- Pagina:
+---+
Wapse had zich inmiddels aan de stamtafel geïnstalleerd. “Nog wat gehoord van Harms?” Ach ja, dat is waar ook. Die is het zicht op de werkelijkheid kwijt Japie. Zag hem ergens wandelen. En hij liep volgens mij alleen maar te dichten. Helemaal in zich zelf gekeerd.” Omt zigt is uit hut zicht.” Zoiets. Helemaal goed verstaan deed ik het niet hoor, hij praat soms wat in zichzelf. En zijn geluidsnivo is soms wat laag. Of dat ligt aan mijn leeftijd, kan natuurlijk. Maar Harms had geen oog voor de omgeving. Normaal koekeloert hij met veel interesse de wereld in, kijkt vogels, heeft brede belangstelling, maar toen ik hem zag was het helemaal mis. Geen sjoechem, niks. Enfin Japie, jouw koffie is in ieder geval..
+---+
- Gegevensset:
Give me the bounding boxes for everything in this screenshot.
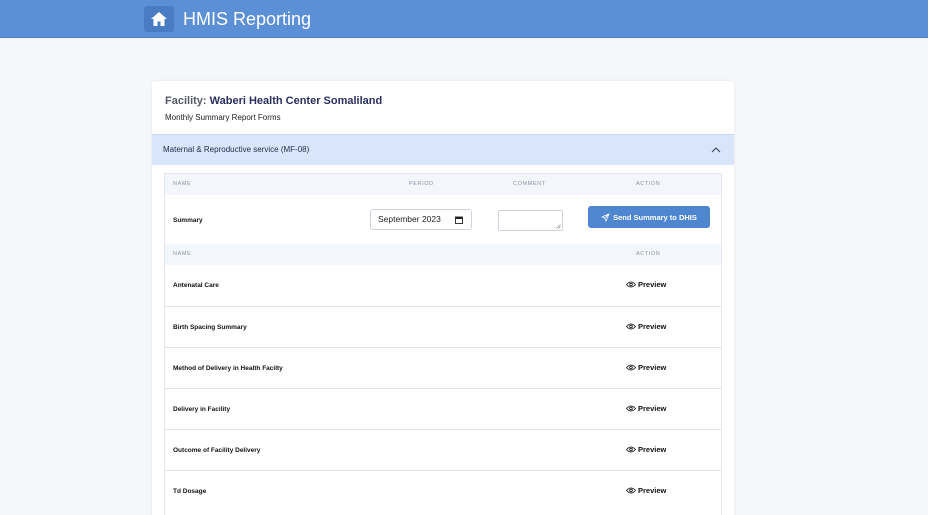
+---+
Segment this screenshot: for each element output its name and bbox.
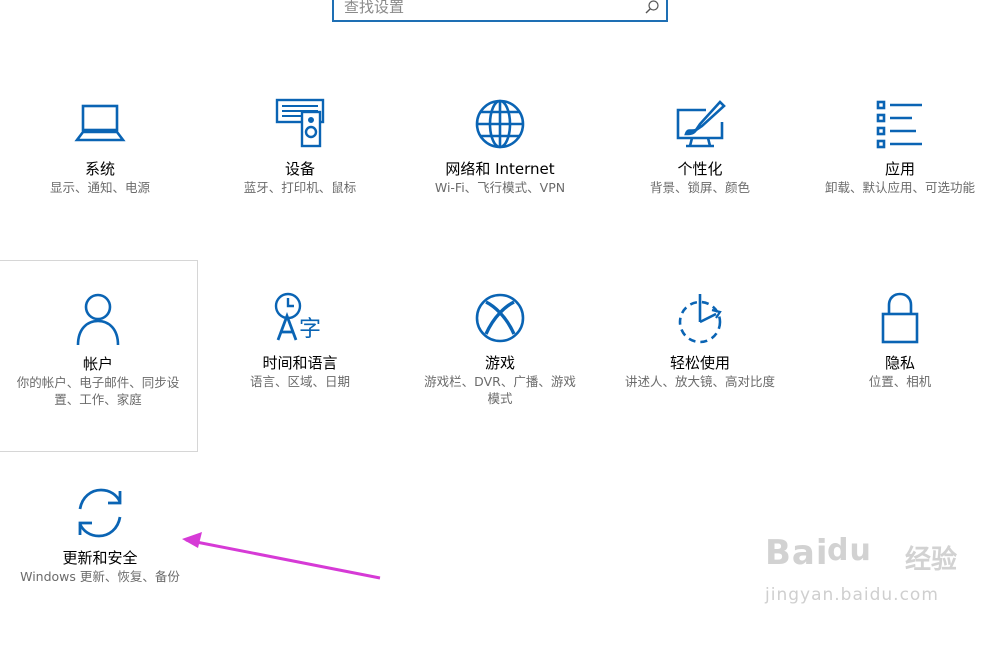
+---+
- Opdracht A:
Geef een volledige lijst van de persoonsnamen in de tekst over Harms.
- Opdracht B:
Schrijf het vervolg van de tekst over Harms, aansluitend op de laatste zin.

- Uitvoer A:
Wapse, Harms, Japie

- Uitvoer B:
Wapse kon zijn zin niet afmaken want de deur waaide open. Verwilderd kwam Harms uit de grauwe wereld naar binnen. “Man, man, wat een weer. De haren zijn nu echt van de kop gewaaid. Zelfs mijn baard is gemillimeterd. ”De woorden van Harms werden met grote belangstelling ontvangen. Niet veel later zaten de drie mannen genoeglijk te lurken aan de overheerlijke bak koffie van Japie.  ” Ach Japie, doe er maar eens een lekkere Friese suikerbrood bij. Kan mij niets schelen, moet vandaag maar eens wat besuikerd door het leven. ’t Is allemaal zo knots in deze wereld, dat ik er even geen rekening mee houd of de koolhydraatjes  teveel worden gevoed.”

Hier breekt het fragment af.